→ **TASK**:
The records below should be written out again, exactly.

→ **RECORDS FOR THIS TASK**:

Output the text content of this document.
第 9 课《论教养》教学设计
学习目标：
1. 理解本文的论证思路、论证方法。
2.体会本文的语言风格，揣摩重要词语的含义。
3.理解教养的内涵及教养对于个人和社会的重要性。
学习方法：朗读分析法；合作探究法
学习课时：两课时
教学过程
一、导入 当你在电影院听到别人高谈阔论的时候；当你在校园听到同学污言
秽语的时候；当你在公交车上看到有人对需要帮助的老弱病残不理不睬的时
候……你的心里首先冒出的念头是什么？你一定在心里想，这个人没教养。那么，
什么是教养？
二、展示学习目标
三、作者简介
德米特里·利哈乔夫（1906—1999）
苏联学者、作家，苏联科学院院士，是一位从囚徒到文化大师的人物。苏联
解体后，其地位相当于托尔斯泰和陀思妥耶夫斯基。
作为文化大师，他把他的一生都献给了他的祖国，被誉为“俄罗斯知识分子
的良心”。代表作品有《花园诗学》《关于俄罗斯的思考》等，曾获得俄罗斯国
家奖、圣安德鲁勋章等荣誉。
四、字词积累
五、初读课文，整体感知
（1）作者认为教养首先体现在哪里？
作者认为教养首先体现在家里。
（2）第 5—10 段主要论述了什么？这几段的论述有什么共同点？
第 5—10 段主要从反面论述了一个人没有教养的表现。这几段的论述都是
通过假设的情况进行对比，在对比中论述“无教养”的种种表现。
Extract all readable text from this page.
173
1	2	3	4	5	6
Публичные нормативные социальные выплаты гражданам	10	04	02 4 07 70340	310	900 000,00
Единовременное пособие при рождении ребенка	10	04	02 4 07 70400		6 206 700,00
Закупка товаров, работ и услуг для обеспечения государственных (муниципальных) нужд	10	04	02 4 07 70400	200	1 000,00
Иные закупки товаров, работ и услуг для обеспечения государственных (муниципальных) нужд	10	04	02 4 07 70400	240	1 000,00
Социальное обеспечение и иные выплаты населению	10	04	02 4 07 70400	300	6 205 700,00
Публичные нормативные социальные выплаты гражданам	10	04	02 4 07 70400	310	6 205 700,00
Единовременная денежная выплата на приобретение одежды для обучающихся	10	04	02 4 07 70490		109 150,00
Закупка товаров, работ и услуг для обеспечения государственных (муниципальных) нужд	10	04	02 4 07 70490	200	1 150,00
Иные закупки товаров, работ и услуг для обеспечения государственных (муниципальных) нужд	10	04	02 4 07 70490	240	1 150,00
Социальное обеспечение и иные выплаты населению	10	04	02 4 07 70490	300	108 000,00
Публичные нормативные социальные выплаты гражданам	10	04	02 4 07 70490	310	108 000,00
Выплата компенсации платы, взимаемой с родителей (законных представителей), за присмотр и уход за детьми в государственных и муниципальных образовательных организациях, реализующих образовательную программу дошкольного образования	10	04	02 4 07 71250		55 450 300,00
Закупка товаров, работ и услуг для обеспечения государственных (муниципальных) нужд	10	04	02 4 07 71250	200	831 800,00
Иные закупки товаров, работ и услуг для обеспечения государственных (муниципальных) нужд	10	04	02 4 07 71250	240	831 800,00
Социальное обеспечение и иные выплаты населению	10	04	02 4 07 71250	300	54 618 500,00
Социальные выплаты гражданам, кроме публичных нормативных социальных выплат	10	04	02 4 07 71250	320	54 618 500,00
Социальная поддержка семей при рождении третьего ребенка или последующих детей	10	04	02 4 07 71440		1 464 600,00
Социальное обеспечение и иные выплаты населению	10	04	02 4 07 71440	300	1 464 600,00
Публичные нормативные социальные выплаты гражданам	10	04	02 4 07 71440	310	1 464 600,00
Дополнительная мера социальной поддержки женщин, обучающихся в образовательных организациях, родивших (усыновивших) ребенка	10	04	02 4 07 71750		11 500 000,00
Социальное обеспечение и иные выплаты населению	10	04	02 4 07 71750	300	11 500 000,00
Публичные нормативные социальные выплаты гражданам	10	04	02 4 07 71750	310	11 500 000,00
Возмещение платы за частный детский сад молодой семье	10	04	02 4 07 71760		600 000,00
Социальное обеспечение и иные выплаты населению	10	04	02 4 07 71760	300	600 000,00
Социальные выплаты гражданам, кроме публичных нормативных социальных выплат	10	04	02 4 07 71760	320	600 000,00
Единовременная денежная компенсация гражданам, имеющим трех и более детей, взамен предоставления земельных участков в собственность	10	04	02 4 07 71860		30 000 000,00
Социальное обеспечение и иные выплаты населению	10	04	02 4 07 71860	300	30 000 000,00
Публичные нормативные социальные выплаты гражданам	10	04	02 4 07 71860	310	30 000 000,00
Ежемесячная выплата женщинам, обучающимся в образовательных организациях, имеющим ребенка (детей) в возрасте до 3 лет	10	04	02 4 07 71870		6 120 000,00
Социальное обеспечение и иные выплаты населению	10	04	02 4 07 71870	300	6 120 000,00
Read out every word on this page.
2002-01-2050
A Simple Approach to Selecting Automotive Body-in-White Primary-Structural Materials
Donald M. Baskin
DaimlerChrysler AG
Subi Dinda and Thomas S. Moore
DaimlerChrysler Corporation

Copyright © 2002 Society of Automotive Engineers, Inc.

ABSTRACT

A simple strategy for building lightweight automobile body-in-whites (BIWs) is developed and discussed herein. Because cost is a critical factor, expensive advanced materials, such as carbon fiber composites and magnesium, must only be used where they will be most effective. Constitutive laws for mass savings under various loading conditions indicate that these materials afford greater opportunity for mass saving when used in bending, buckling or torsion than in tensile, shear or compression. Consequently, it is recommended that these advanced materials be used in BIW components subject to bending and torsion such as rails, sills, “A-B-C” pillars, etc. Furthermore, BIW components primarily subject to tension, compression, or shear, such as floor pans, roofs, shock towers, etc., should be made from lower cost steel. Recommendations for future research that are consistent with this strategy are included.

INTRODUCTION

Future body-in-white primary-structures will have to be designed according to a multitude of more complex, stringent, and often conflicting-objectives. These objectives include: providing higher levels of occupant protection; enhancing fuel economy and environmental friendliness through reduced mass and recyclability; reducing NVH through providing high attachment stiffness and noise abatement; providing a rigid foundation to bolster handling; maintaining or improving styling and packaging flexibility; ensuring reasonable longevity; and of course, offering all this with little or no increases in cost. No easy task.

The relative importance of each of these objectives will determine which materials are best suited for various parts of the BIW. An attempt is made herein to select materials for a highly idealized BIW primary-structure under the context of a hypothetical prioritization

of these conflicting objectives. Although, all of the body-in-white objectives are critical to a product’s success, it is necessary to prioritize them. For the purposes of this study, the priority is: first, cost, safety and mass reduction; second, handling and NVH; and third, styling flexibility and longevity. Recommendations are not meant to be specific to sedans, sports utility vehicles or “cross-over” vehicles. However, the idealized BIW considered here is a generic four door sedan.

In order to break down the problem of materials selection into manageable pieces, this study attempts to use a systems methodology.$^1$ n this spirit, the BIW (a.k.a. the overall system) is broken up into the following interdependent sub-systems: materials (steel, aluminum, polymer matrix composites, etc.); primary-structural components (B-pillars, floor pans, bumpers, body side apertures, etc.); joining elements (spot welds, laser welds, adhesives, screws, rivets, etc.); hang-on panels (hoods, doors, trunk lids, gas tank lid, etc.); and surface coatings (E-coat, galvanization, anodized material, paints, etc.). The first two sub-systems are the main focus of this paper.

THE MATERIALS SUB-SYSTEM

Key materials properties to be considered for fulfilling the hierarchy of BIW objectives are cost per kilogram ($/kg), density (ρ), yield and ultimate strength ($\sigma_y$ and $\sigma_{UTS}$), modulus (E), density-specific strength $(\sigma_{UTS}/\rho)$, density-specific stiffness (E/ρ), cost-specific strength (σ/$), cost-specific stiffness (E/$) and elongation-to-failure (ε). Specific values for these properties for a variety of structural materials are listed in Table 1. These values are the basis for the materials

→ **ANSWER TO THE PROBLEM**:
Output the text content of this document.
第 9 课《论教养》教学设计
学习目标：
1. 理解本文的论证思路、论证方法。
2.体会本文的语言风格，揣摩重要词语的含义。
3.理解教养的内涵及教养对于个人和社会的重要性。
学习方法：朗读分析法；合作探究法
学习课时：两课时
教学过程
一、导入 当你在电影院听到别人高谈阔论的时候；当你在校园听到同学污言
秽语的时候；当你在公交车上看到有人对需要帮助的老弱病残不理不睬的时
候……你的心里首先冒出的念头是什么？你一定在心里想，这个人没教养。那么，
什么是教养？
二、展示学习目标
三、作者简介
德米特里·利哈乔夫（1906—1999）
苏联学者、作家，苏联科学院院士，是一位从囚徒到文化大师的人物。苏联
解体后，其地位相当于托尔斯泰和陀思妥耶夫斯基。
作为文化大师，他把他的一生都献给了他的祖国，被誉为“俄罗斯知识分子
的良心”。代表作品有《花园诗学》《关于俄罗斯的思考》等，曾获得俄罗斯国
家奖、圣安德鲁勋章等荣誉。
四、字词积累
五、初读课文，整体感知
（1）作者认为教养首先体现在哪里？
作者认为教养首先体现在家里。
（2）第 5—10 段主要论述了什么？这几段的论述有什么共同点？
第 5—10 段主要从反面论述了一个人没有教养的表现。这几段的论述都是
通过假设的情况进行对比，在对比中论述“无教养”的种种表现。
Extract all readable text from this page.
173
1	2	3	4	5	6
Публичные нормативные социальные выплаты гражданам	10	04	02 4 07 70340	310	900 000,00
Единовременное пособие при рождении ребенка	10	04	02 4 07 70400		6 206 700,00
Закупка товаров, работ и услуг для обеспечения государственных (муниципальных) нужд	10	04	02 4 07 70400	200	1 000,00
Иные закупки товаров, работ и услуг для обеспечения государственных (муниципальных) нужд	10	04	02 4 07 70400	240	1 000,00
Социальное обеспечение и иные выплаты населению	10	04	02 4 07 70400	300	6 205 700,00
Публичные нормативные социальные выплаты гражданам	10	04	02 4 07 70400	310	6 205 700,00
Единовременная денежная выплата на приобретение одежды для обучающихся	10	04	02 4 07 70490		109 150,00
Закупка товаров, работ и услуг для обеспечения государственных (муниципальных) нужд	10	04	02 4 07 70490	200	1 150,00
Иные закупки товаров, работ и услуг для обеспечения государственных (муниципальных) нужд	10	04	02 4 07 70490	240	1 150,00
Социальное обеспечение и иные выплаты населению	10	04	02 4 07 70490	300	108 000,00
Публичные нормативные социальные выплаты гражданам	10	04	02 4 07 70490	310	108 000,00
Выплата компенсации платы, взимаемой с родителей (законных представителей), за присмотр и уход за детьми в государственных и муниципальных образовательных организациях, реализующих образовательную программу дошкольного образования	10	04	02 4 07 71250		55 450 300,00
Закупка товаров, работ и услуг для обеспечения государственных (муниципальных) нужд	10	04	02 4 07 71250	200	831 800,00
Иные закупки товаров, работ и услуг для обеспечения государственных (муниципальных) нужд	10	04	02 4 07 71250	240	831 800,00
Социальное обеспечение и иные выплаты населению	10	04	02 4 07 71250	300	54 618 500,00
Социальные выплаты гражданам, кроме публичных нормативных социальных выплат	10	04	02 4 07 71250	320	54 618 500,00
Социальная поддержка семей при рождении третьего ребенка или последующих детей	10	04	02 4 07 71440		1 464 600,00
Социальное обеспечение и иные выплаты населению	10	04	02 4 07 71440	300	1 464 600,00
Публичные нормативные социальные выплаты гражданам	10	04	02 4 07 71440	310	1 464 600,00
Дополнительная мера социальной поддержки женщин, обучающихся в образовательных организациях, родивших (усыновивших) ребенка	10	04	02 4 07 71750		11 500 000,00
Социальное обеспечение и иные выплаты населению	10	04	02 4 07 71750	300	11 500 000,00
Публичные нормативные социальные выплаты гражданам	10	04	02 4 07 71750	310	11 500 000,00
Возмещение платы за частный детский сад молодой семье	10	04	02 4 07 71760		600 000,00
Социальное обеспечение и иные выплаты населению	10	04	02 4 07 71760	300	600 000,00
Социальные выплаты гражданам, кроме публичных нормативных социальных выплат	10	04	02 4 07 71760	320	600 000,00
Единовременная денежная компенсация гражданам, имеющим трех и более детей, взамен предоставления земельных участков в собственность	10	04	02 4 07 71860		30 000 000,00
Социальное обеспечение и иные выплаты населению	10	04	02 4 07 71860	300	30 000 000,00
Публичные нормативные социальные выплаты гражданам	10	04	02 4 07 71860	310	30 000 000,00
Ежемесячная выплата женщинам, обучающимся в образовательных организациях, имеющим ребенка (детей) в возрасте до 3 лет	10	04	02 4 07 71870		6 120 000,00
Социальное обеспечение и иные выплаты населению	10	04	02 4 07 71870	300	6 120 000,00
Read out every word on this page.
2002-01-2050
A Simple Approach to Selecting Automotive Body-in-White Primary-Structural Materials
Donald M. Baskin
DaimlerChrysler AG
Subi Dinda and Thomas S. Moore
DaimlerChrysler Corporation

Copyright © 2002 Society of Automotive Engineers, Inc.

ABSTRACT

A simple strategy for building lightweight automobile body-in-whites (BIWs) is developed and discussed herein. Because cost is a critical factor, expensive advanced materials, such as carbon fiber composites and magnesium, must only be used where they will be most effective. Constitutive laws for mass savings under various loading conditions indicate that these materials afford greater opportunity for mass saving when used in bending, buckling or torsion than in tensile, shear or compression. Consequently, it is recommended that these advanced materials be used in BIW components subject to bending and torsion such as rails, sills, “A-B-C” pillars, etc. Furthermore, BIW components primarily subject to tension, compression, or shear, such as floor pans, roofs, shock towers, etc., should be made from lower cost steel. Recommendations for future research that are consistent with this strategy are included.

INTRODUCTION

Future body-in-white primary-structures will have to be designed according to a multitude of more complex, stringent, and often conflicting-objectives. These objectives include: providing higher levels of occupant protection; enhancing fuel economy and environmental friendliness through reduced mass and recyclability; reducing NVH through providing high attachment stiffness and noise abatement; providing a rigid foundation to bolster handling; maintaining or improving styling and packaging flexibility; ensuring reasonable longevity; and of course, offering all this with little or no increases in cost. No easy task.

The relative importance of each of these objectives will determine which materials are best suited for various parts of the BIW. An attempt is made herein to select materials for a highly idealized BIW primary-structure under the context of a hypothetical prioritization

of these conflicting objectives. Although, all of the body-in-white objectives are critical to a product’s success, it is necessary to prioritize them. For the purposes of this study, the priority is: first, cost, safety and mass reduction; second, handling and NVH; and third, styling flexibility and longevity. Recommendations are not meant to be specific to sedans, sports utility vehicles or “cross-over” vehicles. However, the idealized BIW considered here is a generic four door sedan.

In order to break down the problem of materials selection into manageable pieces, this study attempts to use a systems methodology.$^1$ n this spirit, the BIW (a.k.a. the overall system) is broken up into the following interdependent sub-systems: materials (steel, aluminum, polymer matrix composites, etc.); primary-structural components (B-pillars, floor pans, bumpers, body side apertures, etc.); joining elements (spot welds, laser welds, adhesives, screws, rivets, etc.); hang-on panels (hoods, doors, trunk lids, gas tank lid, etc.); and surface coatings (E-coat, galvanization, anodized material, paints, etc.). The first two sub-systems are the main focus of this paper.

THE MATERIALS SUB-SYSTEM

Key materials properties to be considered for fulfilling the hierarchy of BIW objectives are cost per kilogram ($/kg), density (ρ), yield and ultimate strength ($\sigma_y$ and $\sigma_{UTS}$), modulus (E), density-specific strength $(\sigma_{UTS}/\rho)$, density-specific stiffness (E/ρ), cost-specific strength (σ/$), cost-specific stiffness (E/$) and elongation-to-failure (ε). Specific values for these properties for a variety of structural materials are listed in Table 1. These values are the basis for the materials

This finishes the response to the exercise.